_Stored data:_
----------------------------------------

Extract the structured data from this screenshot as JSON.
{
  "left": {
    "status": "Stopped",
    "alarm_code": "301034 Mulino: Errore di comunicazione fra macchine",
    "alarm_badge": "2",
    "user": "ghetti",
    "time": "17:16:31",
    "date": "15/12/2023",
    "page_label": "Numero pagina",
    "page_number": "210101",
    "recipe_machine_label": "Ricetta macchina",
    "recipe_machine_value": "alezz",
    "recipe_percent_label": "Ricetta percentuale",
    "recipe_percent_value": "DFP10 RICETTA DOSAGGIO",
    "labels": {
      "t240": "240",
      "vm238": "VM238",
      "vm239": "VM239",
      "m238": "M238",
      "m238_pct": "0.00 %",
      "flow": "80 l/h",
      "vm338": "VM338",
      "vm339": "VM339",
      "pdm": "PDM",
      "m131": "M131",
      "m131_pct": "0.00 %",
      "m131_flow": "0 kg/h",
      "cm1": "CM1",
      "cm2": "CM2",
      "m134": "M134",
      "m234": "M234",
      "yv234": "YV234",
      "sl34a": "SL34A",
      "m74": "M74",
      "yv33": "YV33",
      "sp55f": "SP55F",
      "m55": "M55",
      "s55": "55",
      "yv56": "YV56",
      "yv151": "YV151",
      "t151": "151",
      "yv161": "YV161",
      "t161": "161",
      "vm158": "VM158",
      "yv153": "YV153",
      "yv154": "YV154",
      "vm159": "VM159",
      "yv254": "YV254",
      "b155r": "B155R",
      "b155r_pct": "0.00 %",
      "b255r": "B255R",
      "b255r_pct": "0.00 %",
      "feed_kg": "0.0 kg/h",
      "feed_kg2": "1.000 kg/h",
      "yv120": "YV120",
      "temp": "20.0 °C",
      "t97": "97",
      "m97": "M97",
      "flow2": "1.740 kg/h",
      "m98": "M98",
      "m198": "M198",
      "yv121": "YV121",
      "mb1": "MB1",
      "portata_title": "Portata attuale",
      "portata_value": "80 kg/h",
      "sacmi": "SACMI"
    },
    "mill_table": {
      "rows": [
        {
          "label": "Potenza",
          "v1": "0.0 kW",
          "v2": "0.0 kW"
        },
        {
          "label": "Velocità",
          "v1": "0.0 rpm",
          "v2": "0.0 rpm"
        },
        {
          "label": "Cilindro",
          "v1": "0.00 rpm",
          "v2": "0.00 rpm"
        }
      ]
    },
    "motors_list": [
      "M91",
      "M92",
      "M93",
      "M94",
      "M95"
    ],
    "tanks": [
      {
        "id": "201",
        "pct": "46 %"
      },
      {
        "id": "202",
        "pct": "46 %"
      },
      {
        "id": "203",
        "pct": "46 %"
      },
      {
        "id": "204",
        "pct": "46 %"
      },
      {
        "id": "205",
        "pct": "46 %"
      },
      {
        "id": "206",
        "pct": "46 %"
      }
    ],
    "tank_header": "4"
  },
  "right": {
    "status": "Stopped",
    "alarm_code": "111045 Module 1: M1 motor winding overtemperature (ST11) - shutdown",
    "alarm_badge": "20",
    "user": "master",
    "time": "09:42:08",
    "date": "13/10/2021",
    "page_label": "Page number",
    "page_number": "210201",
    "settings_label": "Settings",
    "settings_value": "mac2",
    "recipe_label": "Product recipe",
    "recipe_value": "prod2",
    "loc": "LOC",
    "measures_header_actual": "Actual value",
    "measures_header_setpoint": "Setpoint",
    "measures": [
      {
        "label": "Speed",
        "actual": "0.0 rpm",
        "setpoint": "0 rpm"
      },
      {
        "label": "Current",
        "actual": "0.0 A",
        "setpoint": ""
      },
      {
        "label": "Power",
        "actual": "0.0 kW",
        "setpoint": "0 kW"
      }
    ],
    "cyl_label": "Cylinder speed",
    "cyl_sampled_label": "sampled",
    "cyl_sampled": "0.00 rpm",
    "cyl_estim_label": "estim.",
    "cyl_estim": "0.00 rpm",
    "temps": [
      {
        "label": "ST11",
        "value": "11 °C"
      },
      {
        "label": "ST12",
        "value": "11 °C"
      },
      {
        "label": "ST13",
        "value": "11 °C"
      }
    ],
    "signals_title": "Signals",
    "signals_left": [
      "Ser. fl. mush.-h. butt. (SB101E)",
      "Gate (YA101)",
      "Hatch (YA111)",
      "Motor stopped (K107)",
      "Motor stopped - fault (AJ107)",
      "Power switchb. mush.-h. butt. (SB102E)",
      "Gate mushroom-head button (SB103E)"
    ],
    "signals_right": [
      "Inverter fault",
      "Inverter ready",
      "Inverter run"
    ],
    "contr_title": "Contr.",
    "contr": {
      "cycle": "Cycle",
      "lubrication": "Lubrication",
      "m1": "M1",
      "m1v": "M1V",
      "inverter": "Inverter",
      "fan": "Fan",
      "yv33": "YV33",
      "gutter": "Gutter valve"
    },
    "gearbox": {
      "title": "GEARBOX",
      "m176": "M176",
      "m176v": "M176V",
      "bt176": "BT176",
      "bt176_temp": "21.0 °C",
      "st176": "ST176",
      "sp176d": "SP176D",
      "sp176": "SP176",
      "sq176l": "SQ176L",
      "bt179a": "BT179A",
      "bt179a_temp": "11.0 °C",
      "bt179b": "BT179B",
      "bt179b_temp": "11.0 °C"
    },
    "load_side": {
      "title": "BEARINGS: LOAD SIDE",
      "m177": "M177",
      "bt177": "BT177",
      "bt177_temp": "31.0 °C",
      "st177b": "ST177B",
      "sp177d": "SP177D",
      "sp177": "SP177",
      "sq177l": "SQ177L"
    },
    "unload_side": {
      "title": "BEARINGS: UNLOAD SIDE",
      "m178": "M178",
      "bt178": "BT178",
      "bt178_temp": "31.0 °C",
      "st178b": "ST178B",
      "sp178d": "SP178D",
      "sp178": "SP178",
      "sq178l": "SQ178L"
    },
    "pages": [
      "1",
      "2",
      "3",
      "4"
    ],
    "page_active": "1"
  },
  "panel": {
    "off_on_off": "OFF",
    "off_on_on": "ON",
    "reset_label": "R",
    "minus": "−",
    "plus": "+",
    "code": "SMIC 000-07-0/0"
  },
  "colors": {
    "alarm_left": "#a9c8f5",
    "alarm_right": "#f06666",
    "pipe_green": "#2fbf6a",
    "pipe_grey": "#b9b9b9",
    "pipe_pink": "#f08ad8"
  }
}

----------------------------------------

_AIM:_
Write the complete data out, exactly as above.

_THE RESPONSE:_
Extract the structured data from this screenshot as JSON.
{
  "left": {
    "status": "Stopped",
    "alarm_code": "301034 Mulino: Errore di comunicazione fra macchine",
    "alarm_badge": "2",
    "user": "ghetti",
    "time": "17:16:31",
    "date": "15/12/2023",
    "page_label": "Numero pagina",
    "page_number": "210101",
    "recipe_machine_label": "Ricetta macchina",
    "recipe_machine_value": "alezz",
    "recipe_percent_label": "Ricetta percentuale",
    "recipe_percent_value": "DFP10 RICETTA DOSAGGIO",
    "labels": {
      "t240": "240",
      "vm238": "VM238",
      "vm239": "VM239",
      "m238": "M238",
      "m238_pct": "0.00 %",
      "flow": "80 l/h",
      "vm338": "VM338",
      "vm339": "VM339",
      "pdm": "PDM",
      "m131": "M131",
      "m131_pct": "0.00 %",
      "m131_flow": "0 kg/h",
      "cm1": "CM1",
      "cm2": "CM2",
      "m134": "M134",
      "m234": "M234",
      "yv234": "YV234",
      "sl34a": "SL34A",
      "m74": "M74",
      "yv33": "YV33",
      "sp55f": "SP55F",
      "m55": "M55",
      "s55": "55",
      "yv56": "YV56",
      "yv151": "YV151",
      "t151": "151",
      "yv161": "YV161",
      "t161": "161",
      "vm158": "VM158",
      "yv153": "YV153",
      "yv154": "YV154",
      "vm159": "VM159",
      "yv254": "YV254",
      "b155r": "B155R",
      "b155r_pct": "0.00 %",
      "b255r": "B255R",
      "b255r_pct": "0.00 %",
      "feed_kg": "0.0 kg/h",
      "feed_kg2": "1.000 kg/h",
      "yv120": "YV120",
      "temp": "20.0 °C",
      "t97": "97",
      "m97": "M97",
      "flow2": "1.740 kg/h",
      "m98": "M98",
      "m198": "M198",
      "yv121": "YV121",
      "mb1": "MB1",
      "portata_title": "Portata attuale",
      "portata_value": "80 kg/h",
      "sacmi": "SACMI"
    },
    "mill_table": {
      "rows": [
        {
          "label": "Potenza",
          "v1": "0.0 kW",
          "v2": "0.0 kW"
        },
        {
          "label": "Velocità",
          "v1": "0.0 rpm",
          "v2": "0.0 rpm"
        },
        {
          "label": "Cilindro",
          "v1": "0.00 rpm",
          "v2": "0.00 rpm"
        }
      ]
    },
    "motors_list": [
      "M91",
      "M92",
      "M93",
      "M94",
      "M95"
    ],
    "tanks": [
      {
        "id": "201",
        "pct": "46 %"
      },
      {
        "id": "202",
        "pct": "46 %"
      },
      {
        "id": "203",
        "pct": "46 %"
      },
      {
        "id": "204",
        "pct": "46 %"
      },
      {
        "id": "205",
        "pct": "46 %"
      },
      {
        "id": "206",
        "pct": "46 %"
      }
    ],
    "tank_header": "4"
  },
  "right": {
    "status": "Stopped",
    "alarm_code": "111045 Module 1: M1 motor winding overtemperature (ST11) - shutdown",
    "alarm_badge": "20",
    "user": "master",
    "time": "09:42:08",
    "date": "13/10/2021",
    "page_label": "Page number",
    "page_number": "210201",
    "settings_label": "Settings",
    "settings_value": "mac2",
    "recipe_label": "Product recipe",
    "recipe_value": "prod2",
    "loc": "LOC",
    "measures_header_actual": "Actual value",
    "measures_header_setpoint": "Setpoint",
    "measures": [
      {
        "label": "Speed",
        "actual": "0.0 rpm",
        "setpoint": "0 rpm"
      },
      {
        "label": "Current",
        "actual": "0.0 A",
        "setpoint": ""
      },
      {
        "label": "Power",
        "actual": "0.0 kW",
        "setpoint": "0 kW"
      }
    ],
    "cyl_label": "Cylinder speed",
    "cyl_sampled_label": "sampled",
    "cyl_sampled": "0.00 rpm",
    "cyl_estim_label": "estim.",
    "cyl_estim": "0.00 rpm",
    "temps": [
      {
        "label": "ST11",
        "value": "11 °C"
      },
      {
        "label": "ST12",
        "value": "11 °C"
      },
      {
        "label": "ST13",
        "value": "11 °C"
      }
    ],
    "signals_title": "Signals",
    "signals_left": [
      "Ser. fl. mush.-h. butt. (SB101E)",
      "Gate (YA101)",
      "Hatch (YA111)",
      "Motor stopped (K107)",
      "Motor stopped - fault (AJ107)",
      "Power switchb. mush.-h. butt. (SB102E)",
      "Gate mushroom-head button (SB103E)"
    ],
    "signals_right": [
      "Inverter fault",
      "Inverter ready",
      "Inverter run"
    ],
    "contr_title": "Contr.",
    "contr": {
      "cycle": "Cycle",
      "lubrication": "Lubrication",
      "m1": "M1",
      "m1v": "M1V",
      "inverter": "Inverter",
      "fan": "Fan",
      "yv33": "YV33",
      "gutter": "Gutter valve"
    },
    "gearbox": {
      "title": "GEARBOX",
      "m176": "M176",
      "m176v": "M176V",
      "bt176": "BT176",
      "bt176_temp": "21.0 °C",
      "st176": "ST176",
      "sp176d": "SP176D",
      "sp176": "SP176",
      "sq176l": "SQ176L",
      "bt179a": "BT179A",
      "bt179a_temp": "11.0 °C",
      "bt179b": "BT179B",
      "bt179b_temp": "11.0 °C"
    },
    "load_side": {
      "title": "BEARINGS: LOAD SIDE",
      "m177": "M177",
      "bt177": "BT177",
      "bt177_temp": "31.0 °C",
      "st177b": "ST177B",
      "sp177d": "SP177D",
      "sp177": "SP177",
      "sq177l": "SQ177L"
    },
    "unload_side": {
      "title": "BEARINGS: UNLOAD SIDE",
      "m178": "M178",
      "bt178": "BT178",
      "bt178_temp": "31.0 °C",
      "st178b": "ST178B",
      "sp178d": "SP178D",
      "sp178": "SP178",
      "sq178l": "SQ178L"
    },
    "pages": [
      "1",
      "2",
      "3",
      "4"
    ],
    "page_active": "1"
  },
  "panel": {
    "off_on_off": "OFF",
    "off_on_on": "ON",
    "reset_label": "R",
    "minus": "−",
    "plus": "+",
    "code": "SMIC 000-07-0/0"
  },
  "colors": {
    "alarm_left": "#a9c8f5",
    "alarm_right": "#f06666",
    "pipe_green": "#2fbf6a",
    "pipe_grey": "#b9b9b9",
    "pipe_pink": "#f08ad8"
  }
}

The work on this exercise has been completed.